WORK TO DO >>
Find the word "streets" in the records below. List each line containing it.

RECORD SET >>
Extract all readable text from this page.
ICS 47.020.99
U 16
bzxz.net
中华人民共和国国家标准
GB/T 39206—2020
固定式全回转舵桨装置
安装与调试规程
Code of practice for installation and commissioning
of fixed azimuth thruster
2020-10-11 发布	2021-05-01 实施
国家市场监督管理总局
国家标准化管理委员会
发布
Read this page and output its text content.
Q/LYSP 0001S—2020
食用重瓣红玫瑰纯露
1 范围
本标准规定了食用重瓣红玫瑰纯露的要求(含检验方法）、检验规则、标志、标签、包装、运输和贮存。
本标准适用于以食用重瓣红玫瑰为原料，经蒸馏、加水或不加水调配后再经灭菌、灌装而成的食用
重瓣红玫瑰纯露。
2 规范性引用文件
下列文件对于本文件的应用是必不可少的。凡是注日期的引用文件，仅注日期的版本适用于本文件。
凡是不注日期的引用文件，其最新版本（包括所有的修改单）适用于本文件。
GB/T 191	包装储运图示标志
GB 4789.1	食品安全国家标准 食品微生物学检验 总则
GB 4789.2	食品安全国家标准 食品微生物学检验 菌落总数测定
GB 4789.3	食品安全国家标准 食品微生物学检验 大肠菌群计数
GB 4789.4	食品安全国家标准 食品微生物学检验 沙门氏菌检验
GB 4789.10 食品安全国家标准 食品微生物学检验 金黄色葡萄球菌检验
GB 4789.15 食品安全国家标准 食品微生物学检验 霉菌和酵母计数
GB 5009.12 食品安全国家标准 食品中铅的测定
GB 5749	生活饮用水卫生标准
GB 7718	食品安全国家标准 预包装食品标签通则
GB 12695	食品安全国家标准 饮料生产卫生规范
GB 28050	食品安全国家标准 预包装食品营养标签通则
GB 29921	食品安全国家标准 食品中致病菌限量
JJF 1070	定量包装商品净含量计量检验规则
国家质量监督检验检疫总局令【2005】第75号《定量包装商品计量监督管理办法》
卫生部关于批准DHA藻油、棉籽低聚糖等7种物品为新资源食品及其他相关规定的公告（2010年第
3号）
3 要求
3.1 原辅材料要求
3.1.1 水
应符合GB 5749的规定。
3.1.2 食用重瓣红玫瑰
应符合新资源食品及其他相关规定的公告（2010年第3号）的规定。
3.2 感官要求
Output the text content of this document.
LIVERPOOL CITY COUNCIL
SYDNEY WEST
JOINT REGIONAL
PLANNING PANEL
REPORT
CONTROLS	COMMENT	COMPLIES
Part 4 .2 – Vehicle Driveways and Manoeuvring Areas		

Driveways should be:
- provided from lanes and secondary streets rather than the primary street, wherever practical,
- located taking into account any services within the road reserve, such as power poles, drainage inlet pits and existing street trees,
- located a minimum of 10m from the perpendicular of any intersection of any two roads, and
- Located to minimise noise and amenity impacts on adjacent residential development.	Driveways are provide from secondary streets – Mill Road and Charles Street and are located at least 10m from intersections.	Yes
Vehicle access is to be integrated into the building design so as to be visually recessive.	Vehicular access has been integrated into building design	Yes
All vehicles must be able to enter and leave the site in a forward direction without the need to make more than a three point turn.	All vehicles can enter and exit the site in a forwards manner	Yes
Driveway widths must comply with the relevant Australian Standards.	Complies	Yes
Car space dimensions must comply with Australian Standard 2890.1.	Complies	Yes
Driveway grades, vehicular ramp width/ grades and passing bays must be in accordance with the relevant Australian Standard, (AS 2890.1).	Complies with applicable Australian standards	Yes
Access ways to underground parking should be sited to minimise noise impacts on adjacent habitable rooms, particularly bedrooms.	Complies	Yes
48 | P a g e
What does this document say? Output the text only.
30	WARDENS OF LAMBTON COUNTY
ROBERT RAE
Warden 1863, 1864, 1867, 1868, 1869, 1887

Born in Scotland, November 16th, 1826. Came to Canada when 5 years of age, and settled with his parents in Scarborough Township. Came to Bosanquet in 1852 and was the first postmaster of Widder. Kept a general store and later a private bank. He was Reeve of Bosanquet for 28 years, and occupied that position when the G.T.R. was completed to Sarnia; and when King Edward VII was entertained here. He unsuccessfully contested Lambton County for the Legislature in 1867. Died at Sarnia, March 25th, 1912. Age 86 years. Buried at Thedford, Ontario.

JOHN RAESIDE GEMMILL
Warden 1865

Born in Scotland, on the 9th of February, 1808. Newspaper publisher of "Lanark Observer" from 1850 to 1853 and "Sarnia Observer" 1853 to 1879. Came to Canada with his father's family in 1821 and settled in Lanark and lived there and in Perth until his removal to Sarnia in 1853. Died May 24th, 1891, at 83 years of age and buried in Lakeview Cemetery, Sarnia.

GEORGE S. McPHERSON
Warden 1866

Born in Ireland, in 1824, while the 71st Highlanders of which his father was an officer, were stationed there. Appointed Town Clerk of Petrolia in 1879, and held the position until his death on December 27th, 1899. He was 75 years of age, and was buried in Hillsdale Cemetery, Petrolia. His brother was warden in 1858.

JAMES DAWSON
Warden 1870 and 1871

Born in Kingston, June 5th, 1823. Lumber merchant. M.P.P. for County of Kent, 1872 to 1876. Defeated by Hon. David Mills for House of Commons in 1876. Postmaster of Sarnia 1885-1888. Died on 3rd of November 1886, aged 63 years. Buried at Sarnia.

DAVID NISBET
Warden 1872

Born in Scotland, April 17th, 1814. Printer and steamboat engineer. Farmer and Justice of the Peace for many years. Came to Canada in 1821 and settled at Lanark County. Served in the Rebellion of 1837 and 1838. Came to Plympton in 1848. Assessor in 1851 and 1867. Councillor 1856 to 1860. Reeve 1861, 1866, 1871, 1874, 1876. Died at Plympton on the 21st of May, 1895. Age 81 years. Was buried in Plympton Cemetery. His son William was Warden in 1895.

SOLVED PROBLEM >>
- provided from lanes and secondary streets rather than the primary street, wherever practical,
- Located to minimise noise and amenity impacts on adjacent residential development.	Driveways are provide from secondary streets – Mill Road and Charles Street and are located at least 10m from intersections.	Yes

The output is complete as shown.